- TO BE DONE
Copy out these lines word for word, from the first to the last.

- Layout element entries
"""

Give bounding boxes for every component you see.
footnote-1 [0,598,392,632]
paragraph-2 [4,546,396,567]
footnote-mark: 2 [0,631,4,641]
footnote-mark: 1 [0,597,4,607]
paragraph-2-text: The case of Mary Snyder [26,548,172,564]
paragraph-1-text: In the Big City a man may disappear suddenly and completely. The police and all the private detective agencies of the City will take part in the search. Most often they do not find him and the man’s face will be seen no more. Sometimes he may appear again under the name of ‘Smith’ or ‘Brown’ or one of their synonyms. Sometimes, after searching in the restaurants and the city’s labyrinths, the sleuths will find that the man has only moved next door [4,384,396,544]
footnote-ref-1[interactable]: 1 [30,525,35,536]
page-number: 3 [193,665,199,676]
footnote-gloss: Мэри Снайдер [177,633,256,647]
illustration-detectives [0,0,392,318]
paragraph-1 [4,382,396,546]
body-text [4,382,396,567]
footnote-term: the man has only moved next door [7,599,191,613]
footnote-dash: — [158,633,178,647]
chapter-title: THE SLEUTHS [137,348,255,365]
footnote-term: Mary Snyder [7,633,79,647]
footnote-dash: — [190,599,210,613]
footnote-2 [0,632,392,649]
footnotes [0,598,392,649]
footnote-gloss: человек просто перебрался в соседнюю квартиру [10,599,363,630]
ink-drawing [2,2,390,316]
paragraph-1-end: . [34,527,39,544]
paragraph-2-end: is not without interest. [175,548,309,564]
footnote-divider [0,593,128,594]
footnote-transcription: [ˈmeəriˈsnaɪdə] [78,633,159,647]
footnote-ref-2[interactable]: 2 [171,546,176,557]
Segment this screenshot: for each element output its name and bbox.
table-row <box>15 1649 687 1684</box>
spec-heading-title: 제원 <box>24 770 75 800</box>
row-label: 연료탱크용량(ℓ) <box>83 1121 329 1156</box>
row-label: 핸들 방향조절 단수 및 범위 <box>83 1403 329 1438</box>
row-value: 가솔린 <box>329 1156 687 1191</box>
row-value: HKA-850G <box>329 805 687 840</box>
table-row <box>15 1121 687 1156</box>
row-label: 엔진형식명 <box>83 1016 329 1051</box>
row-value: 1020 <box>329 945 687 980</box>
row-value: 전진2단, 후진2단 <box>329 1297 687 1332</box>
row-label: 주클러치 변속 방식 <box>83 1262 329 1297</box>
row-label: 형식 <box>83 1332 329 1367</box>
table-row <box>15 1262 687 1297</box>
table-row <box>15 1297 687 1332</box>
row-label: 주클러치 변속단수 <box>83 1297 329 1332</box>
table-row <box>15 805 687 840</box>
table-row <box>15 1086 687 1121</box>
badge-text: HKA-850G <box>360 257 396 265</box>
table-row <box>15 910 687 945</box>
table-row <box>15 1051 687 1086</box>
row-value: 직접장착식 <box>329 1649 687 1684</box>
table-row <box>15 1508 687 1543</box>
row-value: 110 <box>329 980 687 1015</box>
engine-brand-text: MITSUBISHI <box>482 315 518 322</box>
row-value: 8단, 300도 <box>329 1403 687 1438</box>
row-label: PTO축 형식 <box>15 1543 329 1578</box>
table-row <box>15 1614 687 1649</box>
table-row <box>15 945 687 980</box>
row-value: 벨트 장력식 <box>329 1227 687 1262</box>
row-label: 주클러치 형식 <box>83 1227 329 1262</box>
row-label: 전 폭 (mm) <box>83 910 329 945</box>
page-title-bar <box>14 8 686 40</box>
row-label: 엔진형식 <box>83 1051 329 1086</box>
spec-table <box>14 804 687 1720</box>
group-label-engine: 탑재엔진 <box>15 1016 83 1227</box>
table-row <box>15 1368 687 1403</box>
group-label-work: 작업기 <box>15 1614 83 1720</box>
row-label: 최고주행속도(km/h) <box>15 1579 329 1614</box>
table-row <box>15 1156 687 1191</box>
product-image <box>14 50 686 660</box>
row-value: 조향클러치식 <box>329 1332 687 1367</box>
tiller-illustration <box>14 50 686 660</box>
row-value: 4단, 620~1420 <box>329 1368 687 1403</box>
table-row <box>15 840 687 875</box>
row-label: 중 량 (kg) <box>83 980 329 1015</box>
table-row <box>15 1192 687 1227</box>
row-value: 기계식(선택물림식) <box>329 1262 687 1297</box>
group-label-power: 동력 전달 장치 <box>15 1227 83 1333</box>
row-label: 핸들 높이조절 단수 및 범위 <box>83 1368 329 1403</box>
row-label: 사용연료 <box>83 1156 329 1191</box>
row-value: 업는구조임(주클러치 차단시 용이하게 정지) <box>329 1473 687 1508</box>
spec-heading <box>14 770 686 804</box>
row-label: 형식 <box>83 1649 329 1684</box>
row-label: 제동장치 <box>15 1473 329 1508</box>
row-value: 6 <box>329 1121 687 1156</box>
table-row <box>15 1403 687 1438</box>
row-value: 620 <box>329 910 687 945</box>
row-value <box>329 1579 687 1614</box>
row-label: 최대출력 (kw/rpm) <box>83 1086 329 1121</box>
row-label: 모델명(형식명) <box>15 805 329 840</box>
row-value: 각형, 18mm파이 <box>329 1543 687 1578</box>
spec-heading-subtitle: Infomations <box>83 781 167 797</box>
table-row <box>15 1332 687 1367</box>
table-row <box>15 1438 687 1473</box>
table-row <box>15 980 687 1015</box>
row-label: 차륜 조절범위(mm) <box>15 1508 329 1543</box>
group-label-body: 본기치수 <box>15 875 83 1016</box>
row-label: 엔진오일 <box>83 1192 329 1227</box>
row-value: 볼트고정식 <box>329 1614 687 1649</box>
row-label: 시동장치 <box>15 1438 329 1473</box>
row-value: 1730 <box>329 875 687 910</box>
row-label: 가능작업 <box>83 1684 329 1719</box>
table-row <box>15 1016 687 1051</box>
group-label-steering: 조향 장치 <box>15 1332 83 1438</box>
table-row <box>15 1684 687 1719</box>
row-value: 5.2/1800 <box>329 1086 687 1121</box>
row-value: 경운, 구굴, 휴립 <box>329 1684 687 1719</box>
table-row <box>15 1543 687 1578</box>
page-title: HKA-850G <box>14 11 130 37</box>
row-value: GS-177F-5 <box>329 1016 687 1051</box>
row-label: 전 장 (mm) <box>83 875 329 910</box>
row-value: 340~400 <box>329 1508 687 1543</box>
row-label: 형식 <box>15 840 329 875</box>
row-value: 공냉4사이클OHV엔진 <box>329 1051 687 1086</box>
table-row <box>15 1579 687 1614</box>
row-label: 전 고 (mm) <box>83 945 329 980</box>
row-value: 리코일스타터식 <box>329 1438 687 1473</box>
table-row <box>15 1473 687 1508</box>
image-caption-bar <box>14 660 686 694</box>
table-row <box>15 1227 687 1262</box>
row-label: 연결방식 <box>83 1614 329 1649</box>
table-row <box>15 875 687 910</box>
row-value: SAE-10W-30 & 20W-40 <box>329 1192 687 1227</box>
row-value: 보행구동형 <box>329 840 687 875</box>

"""

- SOLUTION TO THIS EXERCISE
Give bounding boxes for every component you see.
footnote-1 [0,598,392,632]
paragraph-2 [4,546,396,567]
footnote-mark: 2 [0,631,4,641]
footnote-mark: 1 [0,597,4,607]
paragraph-2-text: The case of Mary Snyder [26,548,172,564]
paragraph-1-text: In the Big City a man may disappear suddenly and completely. The police and all the private detective agencies of the City will take part in the search. Most often they do not find him and the man’s face will be seen no more. Sometimes he may appear again under the name of ‘Smith’ or ‘Brown’ or one of their synonyms. Sometimes, after searching in the restaurants and the city’s labyrinths, the sleuths will find that the man has only moved next door [4,384,396,544]
footnote-ref-1[interactable]: 1 [30,525,35,536]
page-number: 3 [193,665,199,676]
footnote-gloss: Мэри Снайдер [177,633,256,647]
illustration-detectives [0,0,392,318]
paragraph-1 [4,382,396,546]
body-text [4,382,396,567]
footnote-term: the man has only moved next door [7,599,191,613]
footnote-dash: — [158,633,178,647]
chapter-title: THE SLEUTHS [137,348,255,365]
footnote-term: Mary Snyder [7,633,79,647]
footnote-dash: — [190,599,210,613]
footnote-2 [0,632,392,649]
footnotes [0,598,392,649]
footnote-gloss: человек просто перебрался в соседнюю квартиру [10,599,363,630]
ink-drawing [2,2,390,316]
paragraph-1-end: . [34,527,39,544]
paragraph-2-end: is not without interest. [175,548,309,564]
footnote-divider [0,593,128,594]
footnote-transcription: [ˈmeəriˈsnaɪdə] [78,633,159,647]
footnote-ref-2[interactable]: 2 [171,546,176,557]
Segment this screenshot: for each element output its name and bbox.
table-row <box>15 1649 687 1684</box>
spec-heading-title: 제원 <box>24 770 75 800</box>
row-label: 연료탱크용량(ℓ) <box>83 1121 329 1156</box>
row-label: 핸들 방향조절 단수 및 범위 <box>83 1403 329 1438</box>
row-value: 가솔린 <box>329 1156 687 1191</box>
row-value: HKA-850G <box>329 805 687 840</box>
table-row <box>15 1121 687 1156</box>
row-label: 엔진형식명 <box>83 1016 329 1051</box>
row-value: 1020 <box>329 945 687 980</box>
row-value: 전진2단, 후진2단 <box>329 1297 687 1332</box>
row-label: 주클러치 변속 방식 <box>83 1262 329 1297</box>
row-label: 형식 <box>83 1332 329 1367</box>
table-row <box>15 1262 687 1297</box>
table-row <box>15 1297 687 1332</box>
row-label: 주클러치 변속단수 <box>83 1297 329 1332</box>
table-row <box>15 805 687 840</box>
table-row <box>15 1086 687 1121</box>
badge-text: HKA-850G <box>360 257 396 265</box>
table-row <box>15 910 687 945</box>
table-row <box>15 1051 687 1086</box>
row-value: 직접장착식 <box>329 1649 687 1684</box>
table-row <box>15 1508 687 1543</box>
row-value: 110 <box>329 980 687 1015</box>
engine-brand-text: MITSUBISHI <box>482 315 518 322</box>
row-value: 8단, 300도 <box>329 1403 687 1438</box>
row-label: PTO축 형식 <box>15 1543 329 1578</box>
table-row <box>15 1614 687 1649</box>
table-row <box>15 945 687 980</box>
row-value: 벨트 장력식 <box>329 1227 687 1262</box>
row-label: 주클러치 형식 <box>83 1227 329 1262</box>
row-label: 전 폭 (mm) <box>83 910 329 945</box>
page-title-bar <box>14 8 686 40</box>
row-label: 엔진형식 <box>83 1051 329 1086</box>
spec-table <box>14 804 687 1720</box>
group-label-engine: 탑재엔진 <box>15 1016 83 1227</box>
table-row <box>15 1368 687 1403</box>
group-label-work: 작업기 <box>15 1614 83 1720</box>
row-label: 최고주행속도(km/h) <box>15 1579 329 1614</box>
table-row <box>15 1156 687 1191</box>
product-image <box>14 50 686 660</box>
row-value: 조향클러치식 <box>329 1332 687 1367</box>
tiller-illustration <box>14 50 686 660</box>
row-value: 4단, 620~1420 <box>329 1368 687 1403</box>
table-row <box>15 840 687 875</box>
row-label: 중 량 (kg) <box>83 980 329 1015</box>
table-row <box>15 1192 687 1227</box>
row-value: 기계식(선택물림식) <box>329 1262 687 1297</box>
group-label-power: 동력 전달 장치 <box>15 1227 83 1333</box>
row-label: 핸들 높이조절 단수 및 범위 <box>83 1368 329 1403</box>
row-label: 사용연료 <box>83 1156 329 1191</box>
row-value: 업는구조임(주클러치 차단시 용이하게 정지) <box>329 1473 687 1508</box>
spec-heading <box>14 770 686 804</box>
row-label: 형식 <box>83 1649 329 1684</box>
row-label: 제동장치 <box>15 1473 329 1508</box>
row-value: 6 <box>329 1121 687 1156</box>
table-row <box>15 1403 687 1438</box>
row-value: 620 <box>329 910 687 945</box>
row-value <box>329 1579 687 1614</box>
row-label: 최대출력 (kw/rpm) <box>83 1086 329 1121</box>
row-label: 모델명(형식명) <box>15 805 329 840</box>
row-value: 각형, 18mm파이 <box>329 1543 687 1578</box>
spec-heading-subtitle: Infomations <box>83 781 167 797</box>
table-row <box>15 1332 687 1367</box>
table-row <box>15 1438 687 1473</box>
table-row <box>15 980 687 1015</box>
row-label: 차륜 조절범위(mm) <box>15 1508 329 1543</box>
group-label-body: 본기치수 <box>15 875 83 1016</box>
row-label: 엔진오일 <box>83 1192 329 1227</box>
row-value: 볼트고정식 <box>329 1614 687 1649</box>
row-label: 시동장치 <box>15 1438 329 1473</box>
row-value: 1730 <box>329 875 687 910</box>
row-label: 가능작업 <box>83 1684 329 1719</box>
table-row <box>15 1016 687 1051</box>
group-label-steering: 조향 장치 <box>15 1332 83 1438</box>
table-row <box>15 1684 687 1719</box>
row-value: 5.2/1800 <box>329 1086 687 1121</box>
row-value: 경운, 구굴, 휴립 <box>329 1684 687 1719</box>
table-row <box>15 1543 687 1578</box>
page-title: HKA-850G <box>14 11 130 37</box>
row-value: GS-177F-5 <box>329 1016 687 1051</box>
row-label: 전 장 (mm) <box>83 875 329 910</box>
row-value: 340~400 <box>329 1508 687 1543</box>
row-label: 형식 <box>15 840 329 875</box>
row-value: 공냉4사이클OHV엔진 <box>329 1051 687 1086</box>
table-row <box>15 1579 687 1614</box>
row-label: 전 고 (mm) <box>83 945 329 980</box>
row-value: 리코일스타터식 <box>329 1438 687 1473</box>
table-row <box>15 1473 687 1508</box>
image-caption-bar <box>14 660 686 694</box>
table-row <box>15 1227 687 1262</box>
row-label: 연결방식 <box>83 1614 329 1649</box>
table-row <box>15 875 687 910</box>
row-value: SAE-10W-30 & 20W-40 <box>329 1192 687 1227</box>
row-value: 보행구동형 <box>329 840 687 875</box>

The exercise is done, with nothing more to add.